Could you write out the records below exactly as they appear, leaving out any pictures?

[SUPPLIED INFORMATION]
★ ★ ★ ★ ★ ★ ★

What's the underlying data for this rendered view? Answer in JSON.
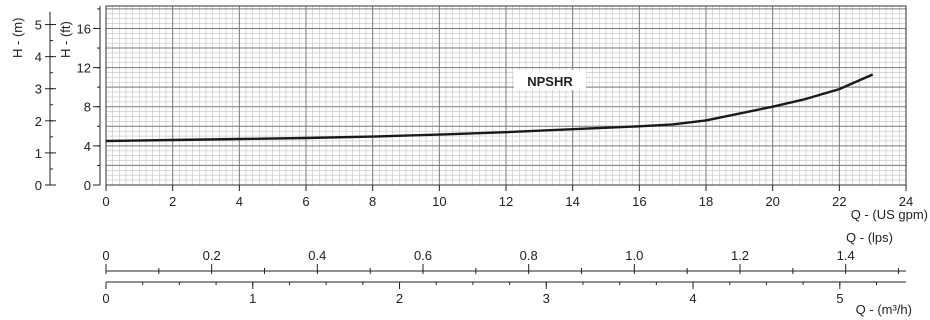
{
  "chart_data": {
    "type": "line",
    "series_label": "NPSHR",
    "x_label": "Q - (US gpm)",
    "x_ticks": [
      "0",
      "2",
      "4",
      "6",
      "8",
      "10",
      "12",
      "14",
      "16",
      "18",
      "20",
      "22",
      "24"
    ],
    "xlim": [
      0,
      24
    ],
    "y_label_ft": "H - (ft)",
    "y_ticks_ft": [
      "0",
      "4",
      "8",
      "12",
      "16"
    ],
    "ylim_ft": [
      0,
      18.3
    ],
    "y_label_m": "H - (m)",
    "y_ticks_m": [
      "0",
      "1",
      "2",
      "3",
      "4",
      "5"
    ],
    "grid": true,
    "series": [
      {
        "name": "NPSHR",
        "x": [
          0,
          2,
          4,
          6,
          8,
          10,
          12,
          14,
          16,
          17,
          18,
          19,
          20,
          21,
          22,
          23
        ],
        "y": [
          4.5,
          4.6,
          4.7,
          4.8,
          4.95,
          5.15,
          5.4,
          5.7,
          6.0,
          6.2,
          6.6,
          7.3,
          8.0,
          8.8,
          9.8,
          11.3
        ]
      }
    ],
    "secondary_axes": [
      {
        "label": "Q - (lps)",
        "ticks": [
          "0",
          "0.2",
          "0.4",
          "0.6",
          "0.8",
          "1.0",
          "1.2",
          "1.4"
        ],
        "values": [
          0,
          0.2,
          0.4,
          0.6,
          0.8,
          1.0,
          1.2,
          1.4
        ],
        "per_gpm": 0.0630902
      },
      {
        "label": "Q - (m³/h)",
        "ticks": [
          "0",
          "1",
          "2",
          "3",
          "4",
          "5"
        ],
        "values": [
          0,
          1,
          2,
          3,
          4,
          5
        ],
        "per_gpm": 0.227125
      }
    ]
  }
}
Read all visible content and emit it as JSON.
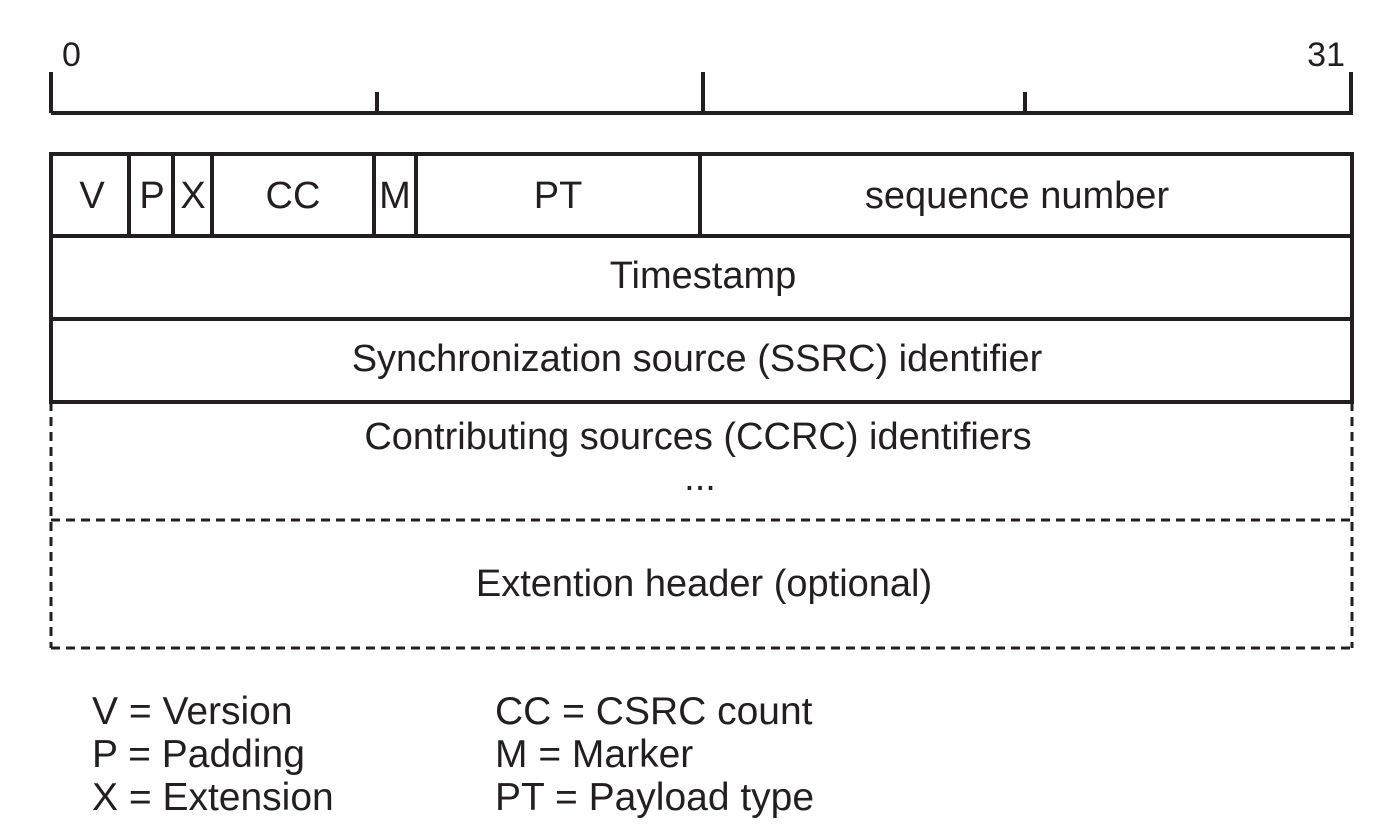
{
  "scale": {
    "start_bit": "0",
    "end_bit": "31"
  },
  "header_row": {
    "version": "V",
    "padding": "P",
    "extension": "X",
    "csrc_count": "CC",
    "marker": "M",
    "payload_type": "PT",
    "sequence_number": "sequence number"
  },
  "rows": {
    "timestamp": "Timestamp",
    "ssrc": "Synchronization source (SSRC) identifier",
    "csrc": "Contributing sources (CCRC) identifiers",
    "csrc_more": "...",
    "extension_header": "Extention header (optional)"
  },
  "legend": {
    "left": [
      "V = Version",
      "P = Padding",
      "X = Extension"
    ],
    "right": [
      "CC = CSRC count",
      "M = Marker",
      "PT = Payload type"
    ]
  }
}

★ ★ ★ ★ ★ ★ ★

[OUTPUT OF THE EXERCISE]
What's the underlying data for this rendered view? Answer in JSON.
{
  "chart_data": {
    "type": "line",
    "series_label": "NPSHR",
    "x_label": "Q - (US gpm)",
    "x_ticks": [
      "0",
      "2",
      "4",
      "6",
      "8",
      "10",
      "12",
      "14",
      "16",
      "18",
      "20",
      "22",
      "24"
    ],
    "xlim": [
      0,
      24
    ],
    "y_label_ft": "H - (ft)",
    "y_ticks_ft": [
      "0",
      "4",
      "8",
      "12",
      "16"
    ],
    "ylim_ft": [
      0,
      18.3
    ],
    "y_label_m": "H - (m)",
    "y_ticks_m": [
      "0",
      "1",
      "2",
      "3",
      "4",
      "5"
    ],
    "grid": true,
    "series": [
      {
        "name": "NPSHR",
        "x": [
          0,
          2,
          4,
          6,
          8,
          10,
          12,
          14,
          16,
          17,
          18,
          19,
          20,
          21,
          22,
          23
        ],
        "y": [
          4.5,
          4.6,
          4.7,
          4.8,
          4.95,
          5.15,
          5.4,
          5.7,
          6.0,
          6.2,
          6.6,
          7.3,
          8.0,
          8.8,
          9.8,
          11.3
        ]
      }
    ],
    "secondary_axes": [
      {
        "label": "Q - (lps)",
        "ticks": [
          "0",
          "0.2",
          "0.4",
          "0.6",
          "0.8",
          "1.0",
          "1.2",
          "1.4"
        ],
        "values": [
          0,
          0.2,
          0.4,
          0.6,
          0.8,
          1.0,
          1.2,
          1.4
        ],
        "per_gpm": 0.0630902
      },
      {
        "label": "Q - (m³/h)",
        "ticks": [
          "0",
          "1",
          "2",
          "3",
          "4",
          "5"
        ],
        "values": [
          0,
          1,
          2,
          3,
          4,
          5
        ],
        "per_gpm": 0.227125
      }
    ]
  }
}
Read all visible content and emit it as JSON.
{
  "scale": {
    "start_bit": "0",
    "end_bit": "31"
  },
  "header_row": {
    "version": "V",
    "padding": "P",
    "extension": "X",
    "csrc_count": "CC",
    "marker": "M",
    "payload_type": "PT",
    "sequence_number": "sequence number"
  },
  "rows": {
    "timestamp": "Timestamp",
    "ssrc": "Synchronization source (SSRC) identifier",
    "csrc": "Contributing sources (CCRC) identifiers",
    "csrc_more": "...",
    "extension_header": "Extention header (optional)"
  },
  "legend": {
    "left": [
      "V = Version",
      "P = Padding",
      "X = Extension"
    ],
    "right": [
      "CC = CSRC count",
      "M = Marker",
      "PT = Payload type"
    ]
  }
}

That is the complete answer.